[begin Provided records]
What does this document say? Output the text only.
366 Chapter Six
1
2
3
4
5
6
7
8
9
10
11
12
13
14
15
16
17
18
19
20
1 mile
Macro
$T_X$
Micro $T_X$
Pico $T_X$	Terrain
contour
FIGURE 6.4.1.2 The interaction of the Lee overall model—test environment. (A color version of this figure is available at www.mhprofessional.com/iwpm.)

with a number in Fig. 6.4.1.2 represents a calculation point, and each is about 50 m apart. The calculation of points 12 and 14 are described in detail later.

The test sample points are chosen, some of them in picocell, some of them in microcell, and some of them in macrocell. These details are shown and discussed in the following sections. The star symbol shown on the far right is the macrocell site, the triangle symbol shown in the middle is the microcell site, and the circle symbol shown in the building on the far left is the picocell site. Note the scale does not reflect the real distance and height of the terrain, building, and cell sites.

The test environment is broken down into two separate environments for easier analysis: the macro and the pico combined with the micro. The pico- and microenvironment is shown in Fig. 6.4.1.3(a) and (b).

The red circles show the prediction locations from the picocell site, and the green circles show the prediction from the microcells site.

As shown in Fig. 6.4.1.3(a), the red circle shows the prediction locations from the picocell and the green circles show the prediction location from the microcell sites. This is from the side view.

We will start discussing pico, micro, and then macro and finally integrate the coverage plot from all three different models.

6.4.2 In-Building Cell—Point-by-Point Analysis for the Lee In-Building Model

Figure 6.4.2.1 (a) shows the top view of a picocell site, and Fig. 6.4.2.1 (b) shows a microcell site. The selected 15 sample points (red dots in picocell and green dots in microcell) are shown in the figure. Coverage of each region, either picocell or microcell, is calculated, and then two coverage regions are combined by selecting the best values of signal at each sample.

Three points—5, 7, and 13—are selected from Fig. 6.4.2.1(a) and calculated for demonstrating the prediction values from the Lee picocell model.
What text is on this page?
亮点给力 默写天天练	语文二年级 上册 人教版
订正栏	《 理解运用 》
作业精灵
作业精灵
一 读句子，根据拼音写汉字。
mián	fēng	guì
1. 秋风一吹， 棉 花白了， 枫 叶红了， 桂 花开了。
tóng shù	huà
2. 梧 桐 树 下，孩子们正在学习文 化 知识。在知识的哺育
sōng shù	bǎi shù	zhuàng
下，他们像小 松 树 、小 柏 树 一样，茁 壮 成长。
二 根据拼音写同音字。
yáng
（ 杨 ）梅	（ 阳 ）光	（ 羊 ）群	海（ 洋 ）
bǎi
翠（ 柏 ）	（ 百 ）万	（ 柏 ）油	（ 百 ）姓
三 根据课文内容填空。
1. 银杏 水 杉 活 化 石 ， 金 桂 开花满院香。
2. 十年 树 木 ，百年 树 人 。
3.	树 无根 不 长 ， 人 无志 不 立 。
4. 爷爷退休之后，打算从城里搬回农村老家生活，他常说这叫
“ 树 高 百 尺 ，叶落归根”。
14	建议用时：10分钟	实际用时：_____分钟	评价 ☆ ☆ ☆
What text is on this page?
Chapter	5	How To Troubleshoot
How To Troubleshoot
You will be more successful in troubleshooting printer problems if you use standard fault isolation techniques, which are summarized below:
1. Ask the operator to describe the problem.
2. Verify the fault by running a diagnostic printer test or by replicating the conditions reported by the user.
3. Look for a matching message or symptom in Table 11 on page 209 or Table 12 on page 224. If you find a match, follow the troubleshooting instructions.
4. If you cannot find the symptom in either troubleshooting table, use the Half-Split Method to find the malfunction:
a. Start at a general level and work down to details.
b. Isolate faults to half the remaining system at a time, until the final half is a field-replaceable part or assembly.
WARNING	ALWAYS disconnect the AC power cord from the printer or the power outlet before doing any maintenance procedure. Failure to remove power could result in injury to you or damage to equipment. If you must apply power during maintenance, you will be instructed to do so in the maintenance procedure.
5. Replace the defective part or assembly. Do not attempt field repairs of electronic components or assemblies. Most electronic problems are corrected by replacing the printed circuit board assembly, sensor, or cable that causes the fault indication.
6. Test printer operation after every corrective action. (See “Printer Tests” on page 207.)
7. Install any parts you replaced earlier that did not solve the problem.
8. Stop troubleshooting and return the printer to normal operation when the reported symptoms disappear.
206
[end Provided records]
=== Exercise directions ===
Transcribe every entry exactly.

=== Exercise solution ===
What does this document say? Output the text only.
366 Chapter Six
1
2
3
4
5
6
7
8
9
10
11
12
13
14
15
16
17
18
19
20
1 mile
Macro
$T_X$
Micro $T_X$
Pico $T_X$	Terrain
contour
FIGURE 6.4.1.2 The interaction of the Lee overall model—test environment. (A color version of this figure is available at www.mhprofessional.com/iwpm.)

with a number in Fig. 6.4.1.2 represents a calculation point, and each is about 50 m apart. The calculation of points 12 and 14 are described in detail later.

The test sample points are chosen, some of them in picocell, some of them in microcell, and some of them in macrocell. These details are shown and discussed in the following sections. The star symbol shown on the far right is the macrocell site, the triangle symbol shown in the middle is the microcell site, and the circle symbol shown in the building on the far left is the picocell site. Note the scale does not reflect the real distance and height of the terrain, building, and cell sites.

The test environment is broken down into two separate environments for easier analysis: the macro and the pico combined with the micro. The pico- and microenvironment is shown in Fig. 6.4.1.3(a) and (b).

The red circles show the prediction locations from the picocell site, and the green circles show the prediction from the microcells site.

As shown in Fig. 6.4.1.3(a), the red circle shows the prediction locations from the picocell and the green circles show the prediction location from the microcell sites. This is from the side view.

We will start discussing pico, micro, and then macro and finally integrate the coverage plot from all three different models.

6.4.2 In-Building Cell—Point-by-Point Analysis for the Lee In-Building Model

Figure 6.4.2.1 (a) shows the top view of a picocell site, and Fig. 6.4.2.1 (b) shows a microcell site. The selected 15 sample points (red dots in picocell and green dots in microcell) are shown in the figure. Coverage of each region, either picocell or microcell, is calculated, and then two coverage regions are combined by selecting the best values of signal at each sample.

Three points—5, 7, and 13—are selected from Fig. 6.4.2.1(a) and calculated for demonstrating the prediction values from the Lee picocell model.
What text is on this page?
亮点给力 默写天天练	语文二年级 上册 人教版
订正栏	《 理解运用 》
作业精灵
作业精灵
一 读句子，根据拼音写汉字。
mián	fēng	guì
1. 秋风一吹， 棉 花白了， 枫 叶红了， 桂 花开了。
tóng shù	huà
2. 梧 桐 树 下，孩子们正在学习文 化 知识。在知识的哺育
sōng shù	bǎi shù	zhuàng
下，他们像小 松 树 、小 柏 树 一样，茁 壮 成长。
二 根据拼音写同音字。
yáng
（ 杨 ）梅	（ 阳 ）光	（ 羊 ）群	海（ 洋 ）
bǎi
翠（ 柏 ）	（ 百 ）万	（ 柏 ）油	（ 百 ）姓
三 根据课文内容填空。
1. 银杏 水 杉 活 化 石 ， 金 桂 开花满院香。
2. 十年 树 木 ，百年 树 人 。
3.	树 无根 不 长 ， 人 无志 不 立 。
4. 爷爷退休之后，打算从城里搬回农村老家生活，他常说这叫
“ 树 高 百 尺 ，叶落归根”。
14	建议用时：10分钟	实际用时：_____分钟	评价 ☆ ☆ ☆
What text is on this page?
Chapter	5	How To Troubleshoot
How To Troubleshoot
You will be more successful in troubleshooting printer problems if you use standard fault isolation techniques, which are summarized below:
1. Ask the operator to describe the problem.
2. Verify the fault by running a diagnostic printer test or by replicating the conditions reported by the user.
3. Look for a matching message or symptom in Table 11 on page 209 or Table 12 on page 224. If you find a match, follow the troubleshooting instructions.
4. If you cannot find the symptom in either troubleshooting table, use the Half-Split Method to find the malfunction:
a. Start at a general level and work down to details.
b. Isolate faults to half the remaining system at a time, until the final half is a field-replaceable part or assembly.
WARNING	ALWAYS disconnect the AC power cord from the printer or the power outlet before doing any maintenance procedure. Failure to remove power could result in injury to you or damage to equipment. If you must apply power during maintenance, you will be instructed to do so in the maintenance procedure.
5. Replace the defective part or assembly. Do not attempt field repairs of electronic components or assemblies. Most electronic problems are corrected by replacing the printed circuit board assembly, sensor, or cable that causes the fault indication.
6. Test printer operation after every corrective action. (See “Printer Tests” on page 207.)
7. Install any parts you replaced earlier that did not solve the problem.
8. Stop troubleshooting and return the printer to normal operation when the reported symptoms disappear.
206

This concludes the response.